Saved data entries:
========================================

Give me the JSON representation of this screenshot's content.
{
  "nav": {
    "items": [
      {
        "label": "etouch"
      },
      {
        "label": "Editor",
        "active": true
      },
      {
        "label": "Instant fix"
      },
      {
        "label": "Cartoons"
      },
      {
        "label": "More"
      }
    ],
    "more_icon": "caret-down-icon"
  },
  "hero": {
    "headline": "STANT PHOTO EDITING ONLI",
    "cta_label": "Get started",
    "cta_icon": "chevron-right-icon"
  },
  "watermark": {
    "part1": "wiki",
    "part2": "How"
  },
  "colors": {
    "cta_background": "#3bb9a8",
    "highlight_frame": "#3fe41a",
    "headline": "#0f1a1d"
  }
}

========================================

_Written problem:_
Each line of the material must be restated exactly.

_Task response:_
Give me the JSON representation of this screenshot's content.
{
  "nav": {
    "items": [
      {
        "label": "etouch"
      },
      {
        "label": "Editor",
        "active": true
      },
      {
        "label": "Instant fix"
      },
      {
        "label": "Cartoons"
      },
      {
        "label": "More"
      }
    ],
    "more_icon": "caret-down-icon"
  },
  "hero": {
    "headline": "STANT PHOTO EDITING ONLI",
    "cta_label": "Get started",
    "cta_icon": "chevron-right-icon"
  },
  "watermark": {
    "part1": "wiki",
    "part2": "How"
  },
  "colors": {
    "cta_background": "#3bb9a8",
    "highlight_frame": "#3fe41a",
    "headline": "#0f1a1d"
  }
}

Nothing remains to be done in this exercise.